- _EXERCISE INSTRUCTIONS_
Using the data beneath, show every line that includes the word "content".

- _RECORDS FOR THIS TASK_
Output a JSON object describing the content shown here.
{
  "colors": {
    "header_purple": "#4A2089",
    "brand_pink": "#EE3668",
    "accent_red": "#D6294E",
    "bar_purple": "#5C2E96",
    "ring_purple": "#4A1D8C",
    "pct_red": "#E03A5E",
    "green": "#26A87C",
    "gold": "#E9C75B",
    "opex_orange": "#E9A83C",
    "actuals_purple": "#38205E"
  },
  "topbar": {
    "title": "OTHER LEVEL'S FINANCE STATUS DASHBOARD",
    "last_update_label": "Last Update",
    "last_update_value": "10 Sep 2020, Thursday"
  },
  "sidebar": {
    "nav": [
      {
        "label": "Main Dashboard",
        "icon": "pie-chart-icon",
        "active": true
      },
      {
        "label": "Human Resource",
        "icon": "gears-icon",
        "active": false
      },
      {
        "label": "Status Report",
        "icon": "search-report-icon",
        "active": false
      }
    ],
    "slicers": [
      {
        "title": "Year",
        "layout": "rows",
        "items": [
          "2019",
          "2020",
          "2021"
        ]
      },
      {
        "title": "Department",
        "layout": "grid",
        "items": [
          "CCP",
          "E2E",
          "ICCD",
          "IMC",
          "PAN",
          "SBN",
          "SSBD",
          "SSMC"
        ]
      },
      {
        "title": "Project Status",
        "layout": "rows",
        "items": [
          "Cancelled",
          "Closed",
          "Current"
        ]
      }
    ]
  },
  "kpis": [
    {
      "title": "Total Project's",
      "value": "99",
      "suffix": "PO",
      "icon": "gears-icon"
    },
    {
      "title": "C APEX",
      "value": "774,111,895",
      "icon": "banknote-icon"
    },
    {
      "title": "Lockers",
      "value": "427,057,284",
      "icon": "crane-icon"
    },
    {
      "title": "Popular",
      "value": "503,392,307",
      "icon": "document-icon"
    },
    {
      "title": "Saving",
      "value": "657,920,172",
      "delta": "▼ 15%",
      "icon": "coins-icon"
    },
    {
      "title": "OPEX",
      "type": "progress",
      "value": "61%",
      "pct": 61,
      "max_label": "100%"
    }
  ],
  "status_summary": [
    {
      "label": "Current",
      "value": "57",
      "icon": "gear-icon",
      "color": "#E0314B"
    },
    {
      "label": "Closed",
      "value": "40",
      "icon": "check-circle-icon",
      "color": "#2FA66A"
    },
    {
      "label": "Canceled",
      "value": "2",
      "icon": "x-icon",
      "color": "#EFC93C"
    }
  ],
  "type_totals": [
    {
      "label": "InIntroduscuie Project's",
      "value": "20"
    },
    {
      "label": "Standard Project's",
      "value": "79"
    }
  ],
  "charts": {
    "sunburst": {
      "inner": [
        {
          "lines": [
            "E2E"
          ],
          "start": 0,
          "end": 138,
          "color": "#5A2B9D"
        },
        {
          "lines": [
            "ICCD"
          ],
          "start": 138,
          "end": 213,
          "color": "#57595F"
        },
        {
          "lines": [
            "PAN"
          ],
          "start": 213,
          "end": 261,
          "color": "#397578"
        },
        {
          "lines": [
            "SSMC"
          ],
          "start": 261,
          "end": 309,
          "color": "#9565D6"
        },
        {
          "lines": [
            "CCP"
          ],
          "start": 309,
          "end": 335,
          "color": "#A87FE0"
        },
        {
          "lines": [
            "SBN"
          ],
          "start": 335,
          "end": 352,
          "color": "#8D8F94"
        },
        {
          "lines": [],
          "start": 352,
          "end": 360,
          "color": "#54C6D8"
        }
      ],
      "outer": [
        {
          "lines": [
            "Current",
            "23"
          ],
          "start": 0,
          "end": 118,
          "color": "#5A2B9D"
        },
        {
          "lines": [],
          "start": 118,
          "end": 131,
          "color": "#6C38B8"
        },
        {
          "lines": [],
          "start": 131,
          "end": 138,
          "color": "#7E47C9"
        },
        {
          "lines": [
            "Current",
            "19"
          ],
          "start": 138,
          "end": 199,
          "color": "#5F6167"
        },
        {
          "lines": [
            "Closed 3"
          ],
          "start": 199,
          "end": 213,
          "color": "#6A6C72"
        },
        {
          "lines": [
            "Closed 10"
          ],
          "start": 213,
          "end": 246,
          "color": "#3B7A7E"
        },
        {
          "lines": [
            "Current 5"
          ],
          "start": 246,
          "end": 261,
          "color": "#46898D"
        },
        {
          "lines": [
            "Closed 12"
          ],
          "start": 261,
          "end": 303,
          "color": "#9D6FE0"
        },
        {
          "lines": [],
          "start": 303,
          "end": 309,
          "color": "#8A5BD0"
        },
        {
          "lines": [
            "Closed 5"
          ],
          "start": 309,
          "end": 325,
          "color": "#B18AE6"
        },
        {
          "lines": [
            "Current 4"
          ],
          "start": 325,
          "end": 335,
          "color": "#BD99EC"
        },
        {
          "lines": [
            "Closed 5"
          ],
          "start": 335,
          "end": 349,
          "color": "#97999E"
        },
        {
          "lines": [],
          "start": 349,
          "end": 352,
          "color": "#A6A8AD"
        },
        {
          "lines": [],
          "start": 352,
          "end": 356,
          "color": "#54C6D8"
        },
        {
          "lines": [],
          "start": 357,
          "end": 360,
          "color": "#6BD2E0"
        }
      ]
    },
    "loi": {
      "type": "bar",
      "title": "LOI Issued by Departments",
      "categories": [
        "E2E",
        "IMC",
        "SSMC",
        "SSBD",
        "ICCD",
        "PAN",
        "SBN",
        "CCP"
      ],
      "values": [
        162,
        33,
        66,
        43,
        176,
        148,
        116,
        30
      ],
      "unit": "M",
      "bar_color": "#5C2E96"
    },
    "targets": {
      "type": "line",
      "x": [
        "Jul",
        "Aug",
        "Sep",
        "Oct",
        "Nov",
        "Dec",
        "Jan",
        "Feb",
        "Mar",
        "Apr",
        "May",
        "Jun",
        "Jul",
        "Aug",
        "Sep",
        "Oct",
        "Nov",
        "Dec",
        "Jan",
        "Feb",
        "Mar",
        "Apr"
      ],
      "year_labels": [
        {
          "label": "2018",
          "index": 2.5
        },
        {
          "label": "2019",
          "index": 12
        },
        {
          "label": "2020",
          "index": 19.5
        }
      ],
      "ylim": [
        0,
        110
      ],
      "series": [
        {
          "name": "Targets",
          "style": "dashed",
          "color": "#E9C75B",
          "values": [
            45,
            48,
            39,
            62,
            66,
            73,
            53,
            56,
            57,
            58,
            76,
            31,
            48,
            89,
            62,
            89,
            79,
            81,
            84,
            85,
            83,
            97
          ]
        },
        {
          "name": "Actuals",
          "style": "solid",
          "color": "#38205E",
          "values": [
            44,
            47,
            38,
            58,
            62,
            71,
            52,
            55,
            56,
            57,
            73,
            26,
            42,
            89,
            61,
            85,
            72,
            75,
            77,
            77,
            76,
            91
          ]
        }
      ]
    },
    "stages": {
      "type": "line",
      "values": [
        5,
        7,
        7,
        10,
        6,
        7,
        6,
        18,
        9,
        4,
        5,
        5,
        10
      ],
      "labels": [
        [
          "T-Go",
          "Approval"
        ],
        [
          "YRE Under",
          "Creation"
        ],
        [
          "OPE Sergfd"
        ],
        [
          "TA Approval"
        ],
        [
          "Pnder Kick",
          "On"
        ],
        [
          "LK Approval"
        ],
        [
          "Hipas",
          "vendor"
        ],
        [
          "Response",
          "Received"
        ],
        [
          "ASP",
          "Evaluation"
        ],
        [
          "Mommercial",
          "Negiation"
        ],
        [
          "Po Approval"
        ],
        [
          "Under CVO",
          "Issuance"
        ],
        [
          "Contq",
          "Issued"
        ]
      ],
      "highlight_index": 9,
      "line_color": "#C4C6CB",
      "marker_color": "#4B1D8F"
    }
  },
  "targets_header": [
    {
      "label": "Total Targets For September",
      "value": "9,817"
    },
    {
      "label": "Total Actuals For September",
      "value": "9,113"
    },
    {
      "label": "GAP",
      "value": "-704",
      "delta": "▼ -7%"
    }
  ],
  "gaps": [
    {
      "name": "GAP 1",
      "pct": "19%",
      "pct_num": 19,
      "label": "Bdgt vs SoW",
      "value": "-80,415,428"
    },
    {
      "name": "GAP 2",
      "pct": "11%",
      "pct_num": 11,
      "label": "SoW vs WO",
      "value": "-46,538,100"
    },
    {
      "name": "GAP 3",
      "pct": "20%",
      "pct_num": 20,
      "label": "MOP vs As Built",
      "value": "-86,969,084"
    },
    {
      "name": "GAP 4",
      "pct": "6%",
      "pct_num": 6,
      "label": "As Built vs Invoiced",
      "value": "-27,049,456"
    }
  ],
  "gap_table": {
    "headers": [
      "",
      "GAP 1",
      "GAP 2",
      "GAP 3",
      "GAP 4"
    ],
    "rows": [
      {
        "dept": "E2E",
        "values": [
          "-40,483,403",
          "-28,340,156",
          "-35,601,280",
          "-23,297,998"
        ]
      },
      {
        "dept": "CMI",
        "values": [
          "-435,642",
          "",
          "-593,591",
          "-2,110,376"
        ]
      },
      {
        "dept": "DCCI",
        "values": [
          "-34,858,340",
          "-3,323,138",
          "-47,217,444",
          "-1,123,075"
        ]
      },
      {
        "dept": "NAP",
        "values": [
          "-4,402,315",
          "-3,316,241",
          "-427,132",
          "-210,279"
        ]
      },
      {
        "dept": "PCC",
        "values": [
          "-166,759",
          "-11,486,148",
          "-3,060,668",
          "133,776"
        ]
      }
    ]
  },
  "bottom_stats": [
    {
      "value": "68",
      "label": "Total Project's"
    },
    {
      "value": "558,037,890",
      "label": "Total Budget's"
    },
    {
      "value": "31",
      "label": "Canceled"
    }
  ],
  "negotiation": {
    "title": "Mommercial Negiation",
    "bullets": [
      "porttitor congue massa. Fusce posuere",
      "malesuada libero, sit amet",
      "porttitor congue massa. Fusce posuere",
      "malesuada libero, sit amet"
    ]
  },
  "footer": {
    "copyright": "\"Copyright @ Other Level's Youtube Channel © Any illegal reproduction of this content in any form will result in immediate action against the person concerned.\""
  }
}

- _SOLUTION FOR THIS TASK_
Output a JSON object describing the content shown here.
    "copyright": "\"Copyright @ Other Level's Youtube Channel © Any illegal reproduction of this content in any form will result in immediate action against the person concerned.\""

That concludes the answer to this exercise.